Pick out the lines below that contain the string "NOTA" and copy them all.
>> begin Record excerpts
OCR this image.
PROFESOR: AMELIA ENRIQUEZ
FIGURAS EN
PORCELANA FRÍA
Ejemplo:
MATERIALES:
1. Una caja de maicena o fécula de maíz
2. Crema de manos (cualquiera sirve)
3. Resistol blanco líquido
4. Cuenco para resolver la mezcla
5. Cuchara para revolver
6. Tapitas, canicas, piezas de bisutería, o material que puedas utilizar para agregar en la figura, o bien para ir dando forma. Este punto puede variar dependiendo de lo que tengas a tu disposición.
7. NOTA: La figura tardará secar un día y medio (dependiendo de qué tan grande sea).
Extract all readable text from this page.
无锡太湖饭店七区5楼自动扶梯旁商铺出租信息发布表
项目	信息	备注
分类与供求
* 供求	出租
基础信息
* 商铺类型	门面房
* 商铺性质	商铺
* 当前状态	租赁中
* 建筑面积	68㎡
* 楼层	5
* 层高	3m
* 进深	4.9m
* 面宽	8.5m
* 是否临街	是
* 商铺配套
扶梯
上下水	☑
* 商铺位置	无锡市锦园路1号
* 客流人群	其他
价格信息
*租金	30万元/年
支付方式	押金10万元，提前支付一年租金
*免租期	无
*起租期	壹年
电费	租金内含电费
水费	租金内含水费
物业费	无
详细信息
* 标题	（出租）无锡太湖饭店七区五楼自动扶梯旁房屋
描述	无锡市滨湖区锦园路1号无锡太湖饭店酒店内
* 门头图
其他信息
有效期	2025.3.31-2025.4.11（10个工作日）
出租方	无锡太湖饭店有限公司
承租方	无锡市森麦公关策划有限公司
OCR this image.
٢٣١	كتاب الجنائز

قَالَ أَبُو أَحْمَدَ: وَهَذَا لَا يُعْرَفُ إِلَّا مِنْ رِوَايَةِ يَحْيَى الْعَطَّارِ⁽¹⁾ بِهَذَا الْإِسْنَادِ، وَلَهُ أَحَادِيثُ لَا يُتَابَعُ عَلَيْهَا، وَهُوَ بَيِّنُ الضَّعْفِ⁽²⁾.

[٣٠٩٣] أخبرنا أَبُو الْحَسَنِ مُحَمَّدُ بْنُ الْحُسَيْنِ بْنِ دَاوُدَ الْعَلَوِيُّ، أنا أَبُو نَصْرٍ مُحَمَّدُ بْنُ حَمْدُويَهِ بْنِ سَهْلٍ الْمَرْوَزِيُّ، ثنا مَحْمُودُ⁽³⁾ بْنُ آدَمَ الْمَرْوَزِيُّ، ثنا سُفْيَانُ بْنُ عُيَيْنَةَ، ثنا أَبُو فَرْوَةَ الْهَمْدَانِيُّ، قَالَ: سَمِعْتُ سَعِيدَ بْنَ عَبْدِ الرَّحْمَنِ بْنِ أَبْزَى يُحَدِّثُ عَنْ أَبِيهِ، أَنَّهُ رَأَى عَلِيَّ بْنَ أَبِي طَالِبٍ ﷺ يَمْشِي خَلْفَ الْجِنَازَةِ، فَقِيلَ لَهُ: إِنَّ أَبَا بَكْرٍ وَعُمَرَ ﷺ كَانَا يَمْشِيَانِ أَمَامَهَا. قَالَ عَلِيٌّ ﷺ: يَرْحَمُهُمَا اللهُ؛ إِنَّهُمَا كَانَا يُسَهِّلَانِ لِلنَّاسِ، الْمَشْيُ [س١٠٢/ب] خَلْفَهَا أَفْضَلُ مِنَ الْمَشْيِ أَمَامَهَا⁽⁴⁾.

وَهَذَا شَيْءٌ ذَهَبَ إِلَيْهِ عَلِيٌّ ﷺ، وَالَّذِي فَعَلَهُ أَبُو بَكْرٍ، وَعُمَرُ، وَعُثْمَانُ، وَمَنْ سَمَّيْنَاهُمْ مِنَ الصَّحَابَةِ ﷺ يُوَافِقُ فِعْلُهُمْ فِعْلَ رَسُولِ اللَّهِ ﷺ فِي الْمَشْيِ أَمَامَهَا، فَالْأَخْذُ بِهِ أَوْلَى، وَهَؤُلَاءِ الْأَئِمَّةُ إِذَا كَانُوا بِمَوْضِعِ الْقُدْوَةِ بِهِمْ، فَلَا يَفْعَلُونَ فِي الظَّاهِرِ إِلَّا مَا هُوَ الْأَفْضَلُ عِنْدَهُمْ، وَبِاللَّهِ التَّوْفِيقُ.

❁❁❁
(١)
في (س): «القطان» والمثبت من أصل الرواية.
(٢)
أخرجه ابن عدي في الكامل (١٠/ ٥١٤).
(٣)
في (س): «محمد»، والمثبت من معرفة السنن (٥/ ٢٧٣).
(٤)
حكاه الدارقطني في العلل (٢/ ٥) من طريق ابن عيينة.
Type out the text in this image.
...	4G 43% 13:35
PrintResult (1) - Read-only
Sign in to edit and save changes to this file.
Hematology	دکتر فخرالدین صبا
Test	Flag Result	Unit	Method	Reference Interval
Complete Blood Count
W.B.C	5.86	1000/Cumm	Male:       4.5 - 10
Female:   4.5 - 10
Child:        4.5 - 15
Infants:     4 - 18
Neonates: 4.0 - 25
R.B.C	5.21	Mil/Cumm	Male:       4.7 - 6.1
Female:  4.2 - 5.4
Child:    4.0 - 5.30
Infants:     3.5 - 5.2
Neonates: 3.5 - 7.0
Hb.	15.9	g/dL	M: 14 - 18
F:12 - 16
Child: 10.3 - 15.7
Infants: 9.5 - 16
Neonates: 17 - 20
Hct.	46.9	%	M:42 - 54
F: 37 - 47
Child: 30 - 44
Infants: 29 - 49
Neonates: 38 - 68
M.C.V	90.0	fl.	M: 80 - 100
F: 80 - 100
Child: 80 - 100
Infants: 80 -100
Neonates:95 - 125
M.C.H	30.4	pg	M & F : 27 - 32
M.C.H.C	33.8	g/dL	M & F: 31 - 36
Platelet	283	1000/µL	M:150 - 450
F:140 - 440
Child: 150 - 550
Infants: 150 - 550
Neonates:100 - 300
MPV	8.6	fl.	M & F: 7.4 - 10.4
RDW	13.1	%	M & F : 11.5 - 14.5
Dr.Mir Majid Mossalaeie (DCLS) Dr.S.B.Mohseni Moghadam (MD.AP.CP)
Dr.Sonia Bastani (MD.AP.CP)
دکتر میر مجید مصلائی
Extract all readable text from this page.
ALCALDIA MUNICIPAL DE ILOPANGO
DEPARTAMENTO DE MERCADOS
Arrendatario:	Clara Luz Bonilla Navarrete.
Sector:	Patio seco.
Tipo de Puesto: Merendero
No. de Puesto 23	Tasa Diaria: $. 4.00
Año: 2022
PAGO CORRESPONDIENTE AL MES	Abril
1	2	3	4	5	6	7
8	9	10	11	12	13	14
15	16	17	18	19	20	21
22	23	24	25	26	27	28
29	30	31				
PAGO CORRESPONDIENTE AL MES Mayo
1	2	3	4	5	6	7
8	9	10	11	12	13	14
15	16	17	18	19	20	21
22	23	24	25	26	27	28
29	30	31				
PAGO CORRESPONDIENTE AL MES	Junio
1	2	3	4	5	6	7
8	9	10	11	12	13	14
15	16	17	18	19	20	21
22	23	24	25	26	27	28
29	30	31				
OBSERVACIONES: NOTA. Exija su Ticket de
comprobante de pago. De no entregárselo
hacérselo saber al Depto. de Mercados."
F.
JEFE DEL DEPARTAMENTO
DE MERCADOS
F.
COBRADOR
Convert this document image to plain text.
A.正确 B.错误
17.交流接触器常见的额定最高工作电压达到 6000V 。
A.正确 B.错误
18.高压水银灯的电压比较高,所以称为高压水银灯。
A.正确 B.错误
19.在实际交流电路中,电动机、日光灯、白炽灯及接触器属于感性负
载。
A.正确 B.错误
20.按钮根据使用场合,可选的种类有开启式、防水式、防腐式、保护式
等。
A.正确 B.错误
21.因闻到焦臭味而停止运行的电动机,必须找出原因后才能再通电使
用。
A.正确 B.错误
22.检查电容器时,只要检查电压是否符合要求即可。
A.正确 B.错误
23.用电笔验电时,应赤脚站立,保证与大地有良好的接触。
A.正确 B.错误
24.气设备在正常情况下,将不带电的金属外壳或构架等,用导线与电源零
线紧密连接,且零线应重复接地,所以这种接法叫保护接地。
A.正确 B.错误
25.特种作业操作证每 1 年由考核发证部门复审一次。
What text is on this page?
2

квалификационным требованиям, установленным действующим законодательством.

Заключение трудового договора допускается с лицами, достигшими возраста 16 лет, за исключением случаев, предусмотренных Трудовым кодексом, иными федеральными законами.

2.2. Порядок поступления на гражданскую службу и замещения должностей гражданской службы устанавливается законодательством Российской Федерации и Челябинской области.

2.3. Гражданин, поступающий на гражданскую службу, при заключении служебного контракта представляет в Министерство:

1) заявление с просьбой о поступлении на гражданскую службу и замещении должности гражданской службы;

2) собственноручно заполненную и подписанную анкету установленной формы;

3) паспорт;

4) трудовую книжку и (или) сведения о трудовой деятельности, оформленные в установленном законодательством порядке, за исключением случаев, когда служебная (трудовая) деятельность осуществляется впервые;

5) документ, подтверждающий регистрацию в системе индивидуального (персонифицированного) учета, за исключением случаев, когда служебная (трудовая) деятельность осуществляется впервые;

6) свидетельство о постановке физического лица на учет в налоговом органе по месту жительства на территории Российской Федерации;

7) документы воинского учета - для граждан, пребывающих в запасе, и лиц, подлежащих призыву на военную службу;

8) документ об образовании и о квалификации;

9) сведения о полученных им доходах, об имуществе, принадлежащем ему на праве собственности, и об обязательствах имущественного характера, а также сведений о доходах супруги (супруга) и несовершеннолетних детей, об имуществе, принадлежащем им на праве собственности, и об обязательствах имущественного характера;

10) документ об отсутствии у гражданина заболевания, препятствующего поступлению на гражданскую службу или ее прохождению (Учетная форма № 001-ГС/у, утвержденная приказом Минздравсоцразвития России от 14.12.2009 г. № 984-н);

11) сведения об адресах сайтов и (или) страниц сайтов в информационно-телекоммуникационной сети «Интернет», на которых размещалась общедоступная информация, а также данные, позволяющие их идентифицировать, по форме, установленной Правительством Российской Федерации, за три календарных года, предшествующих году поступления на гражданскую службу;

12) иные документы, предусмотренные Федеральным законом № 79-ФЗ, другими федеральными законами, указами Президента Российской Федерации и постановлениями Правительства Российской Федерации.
>> end Record excerpts
# The solution
7. NOTA: La figura tardará secar un día y medio (dependiendo de qué tan grande sea).
OBSERVACIONES: NOTA. Exija su Ticket de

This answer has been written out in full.